EXERCISE GOAL: Copy every line that holds "description".

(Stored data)

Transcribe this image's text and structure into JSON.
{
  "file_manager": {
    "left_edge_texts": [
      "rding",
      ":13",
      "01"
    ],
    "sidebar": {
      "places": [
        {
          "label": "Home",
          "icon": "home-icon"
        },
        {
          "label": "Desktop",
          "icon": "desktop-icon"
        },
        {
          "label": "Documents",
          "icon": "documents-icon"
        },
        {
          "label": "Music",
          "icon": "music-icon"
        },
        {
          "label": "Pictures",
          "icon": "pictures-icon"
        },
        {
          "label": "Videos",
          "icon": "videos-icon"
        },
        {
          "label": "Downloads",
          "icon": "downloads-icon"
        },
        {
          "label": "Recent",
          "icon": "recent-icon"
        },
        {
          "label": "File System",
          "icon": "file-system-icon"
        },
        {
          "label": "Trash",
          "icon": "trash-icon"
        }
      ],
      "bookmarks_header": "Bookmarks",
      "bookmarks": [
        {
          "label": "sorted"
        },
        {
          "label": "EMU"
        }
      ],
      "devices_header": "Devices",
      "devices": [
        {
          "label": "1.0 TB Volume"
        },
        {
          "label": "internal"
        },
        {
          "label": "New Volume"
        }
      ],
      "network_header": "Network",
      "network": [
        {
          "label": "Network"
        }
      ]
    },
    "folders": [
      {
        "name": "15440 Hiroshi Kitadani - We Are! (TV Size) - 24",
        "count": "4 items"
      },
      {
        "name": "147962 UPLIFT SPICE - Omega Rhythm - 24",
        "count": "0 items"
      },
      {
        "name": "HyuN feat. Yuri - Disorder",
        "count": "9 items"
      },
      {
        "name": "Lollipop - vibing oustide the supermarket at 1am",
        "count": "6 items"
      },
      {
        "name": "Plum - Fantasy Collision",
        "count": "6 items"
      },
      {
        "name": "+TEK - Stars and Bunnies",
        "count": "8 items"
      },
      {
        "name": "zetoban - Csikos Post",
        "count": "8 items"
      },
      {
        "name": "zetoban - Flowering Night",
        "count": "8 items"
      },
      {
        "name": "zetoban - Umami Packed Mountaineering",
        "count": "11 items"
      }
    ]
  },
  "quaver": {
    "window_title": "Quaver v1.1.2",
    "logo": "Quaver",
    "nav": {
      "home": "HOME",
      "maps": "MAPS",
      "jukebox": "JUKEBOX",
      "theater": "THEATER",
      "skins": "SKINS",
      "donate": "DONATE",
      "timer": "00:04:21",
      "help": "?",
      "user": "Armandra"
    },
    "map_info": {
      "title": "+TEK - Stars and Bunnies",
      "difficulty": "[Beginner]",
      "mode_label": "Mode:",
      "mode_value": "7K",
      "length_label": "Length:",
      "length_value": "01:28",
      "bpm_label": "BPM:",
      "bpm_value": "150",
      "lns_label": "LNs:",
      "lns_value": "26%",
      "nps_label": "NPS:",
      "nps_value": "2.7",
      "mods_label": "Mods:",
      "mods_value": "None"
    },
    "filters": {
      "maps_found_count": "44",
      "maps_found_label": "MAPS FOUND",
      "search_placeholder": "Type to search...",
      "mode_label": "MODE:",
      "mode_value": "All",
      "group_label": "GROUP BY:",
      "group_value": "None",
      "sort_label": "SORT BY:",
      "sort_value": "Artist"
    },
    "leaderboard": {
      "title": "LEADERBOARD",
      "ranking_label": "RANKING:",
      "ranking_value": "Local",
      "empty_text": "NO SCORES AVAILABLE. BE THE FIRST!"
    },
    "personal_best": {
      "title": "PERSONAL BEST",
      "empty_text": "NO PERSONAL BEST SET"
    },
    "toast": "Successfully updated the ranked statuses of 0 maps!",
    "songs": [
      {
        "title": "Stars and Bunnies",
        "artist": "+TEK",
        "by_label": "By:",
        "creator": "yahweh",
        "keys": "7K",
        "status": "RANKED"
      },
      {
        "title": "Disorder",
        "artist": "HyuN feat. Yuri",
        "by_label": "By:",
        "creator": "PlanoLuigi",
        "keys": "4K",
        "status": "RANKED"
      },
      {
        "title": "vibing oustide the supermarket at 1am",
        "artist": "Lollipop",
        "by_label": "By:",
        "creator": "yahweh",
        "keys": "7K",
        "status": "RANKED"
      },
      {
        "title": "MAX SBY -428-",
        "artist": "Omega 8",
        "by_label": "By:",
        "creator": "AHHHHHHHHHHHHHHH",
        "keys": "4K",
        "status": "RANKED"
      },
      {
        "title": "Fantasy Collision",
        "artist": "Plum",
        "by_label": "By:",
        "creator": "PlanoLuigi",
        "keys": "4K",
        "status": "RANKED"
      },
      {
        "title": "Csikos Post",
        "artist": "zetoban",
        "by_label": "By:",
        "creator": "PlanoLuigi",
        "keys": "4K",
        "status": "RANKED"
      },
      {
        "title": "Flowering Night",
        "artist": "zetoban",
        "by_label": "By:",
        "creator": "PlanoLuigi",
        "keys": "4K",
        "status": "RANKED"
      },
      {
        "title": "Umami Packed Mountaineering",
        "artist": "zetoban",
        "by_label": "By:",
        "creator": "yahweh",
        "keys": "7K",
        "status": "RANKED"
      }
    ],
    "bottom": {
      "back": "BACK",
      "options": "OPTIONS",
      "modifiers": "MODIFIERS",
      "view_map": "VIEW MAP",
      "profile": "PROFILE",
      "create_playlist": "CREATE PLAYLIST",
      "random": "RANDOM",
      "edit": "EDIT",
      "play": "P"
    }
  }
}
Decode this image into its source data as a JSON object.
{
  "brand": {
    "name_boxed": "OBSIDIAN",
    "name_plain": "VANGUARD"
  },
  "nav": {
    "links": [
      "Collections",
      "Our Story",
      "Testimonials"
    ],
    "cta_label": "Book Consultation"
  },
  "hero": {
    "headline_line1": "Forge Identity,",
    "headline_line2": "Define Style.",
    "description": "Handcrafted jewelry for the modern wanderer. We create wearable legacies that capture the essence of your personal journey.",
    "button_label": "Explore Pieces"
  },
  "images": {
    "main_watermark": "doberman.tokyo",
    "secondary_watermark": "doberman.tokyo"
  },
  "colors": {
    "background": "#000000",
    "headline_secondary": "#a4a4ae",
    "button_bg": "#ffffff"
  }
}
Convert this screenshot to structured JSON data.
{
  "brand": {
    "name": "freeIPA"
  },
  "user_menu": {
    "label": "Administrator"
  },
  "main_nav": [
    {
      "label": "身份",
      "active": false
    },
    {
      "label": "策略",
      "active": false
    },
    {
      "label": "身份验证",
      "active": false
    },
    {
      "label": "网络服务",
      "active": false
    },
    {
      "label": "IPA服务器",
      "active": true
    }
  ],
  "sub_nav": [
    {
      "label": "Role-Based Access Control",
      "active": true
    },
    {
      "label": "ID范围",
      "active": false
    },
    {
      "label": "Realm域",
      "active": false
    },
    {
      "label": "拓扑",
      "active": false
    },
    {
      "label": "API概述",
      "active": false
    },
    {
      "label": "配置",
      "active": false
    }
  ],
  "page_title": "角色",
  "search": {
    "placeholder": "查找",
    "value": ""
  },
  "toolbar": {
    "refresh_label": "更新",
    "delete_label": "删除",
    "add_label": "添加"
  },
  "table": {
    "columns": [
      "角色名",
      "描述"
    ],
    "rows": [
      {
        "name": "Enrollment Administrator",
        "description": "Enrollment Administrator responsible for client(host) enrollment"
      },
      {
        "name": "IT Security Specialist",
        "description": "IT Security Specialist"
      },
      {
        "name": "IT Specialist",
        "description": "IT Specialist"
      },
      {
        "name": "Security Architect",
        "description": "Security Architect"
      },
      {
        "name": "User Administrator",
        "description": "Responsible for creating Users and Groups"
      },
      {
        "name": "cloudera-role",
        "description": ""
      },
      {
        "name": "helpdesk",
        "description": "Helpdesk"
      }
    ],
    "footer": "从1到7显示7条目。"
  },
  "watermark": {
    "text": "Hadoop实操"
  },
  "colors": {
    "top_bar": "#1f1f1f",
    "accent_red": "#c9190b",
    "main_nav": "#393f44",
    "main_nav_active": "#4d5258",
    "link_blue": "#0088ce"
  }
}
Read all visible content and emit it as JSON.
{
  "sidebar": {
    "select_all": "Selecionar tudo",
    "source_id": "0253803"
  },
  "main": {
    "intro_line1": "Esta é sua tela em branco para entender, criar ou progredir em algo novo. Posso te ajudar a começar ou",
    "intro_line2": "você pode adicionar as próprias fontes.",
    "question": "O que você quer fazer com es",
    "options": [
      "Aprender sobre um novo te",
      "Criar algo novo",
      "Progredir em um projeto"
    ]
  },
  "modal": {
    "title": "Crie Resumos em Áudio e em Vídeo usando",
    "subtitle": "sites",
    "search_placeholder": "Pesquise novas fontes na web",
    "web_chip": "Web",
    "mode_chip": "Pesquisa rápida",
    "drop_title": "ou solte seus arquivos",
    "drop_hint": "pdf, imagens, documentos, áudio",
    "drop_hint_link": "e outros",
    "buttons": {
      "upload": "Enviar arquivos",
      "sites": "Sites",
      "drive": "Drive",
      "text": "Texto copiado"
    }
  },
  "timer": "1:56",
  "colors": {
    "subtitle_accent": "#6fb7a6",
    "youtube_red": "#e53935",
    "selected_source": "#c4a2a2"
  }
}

FINISHED TASK:
    "description": "Handcrafted jewelry for the modern wanderer. We create wearable legacies that capture the essence of your personal journey.",
        "description": "Enrollment Administrator responsible for client(host) enrollment"
        "description": "IT Security Specialist"
        "description": "IT Specialist"
        "description": "Security Architect"
        "description": "Responsible for creating Users and Groups"
        "description": ""
        "description": "Helpdesk"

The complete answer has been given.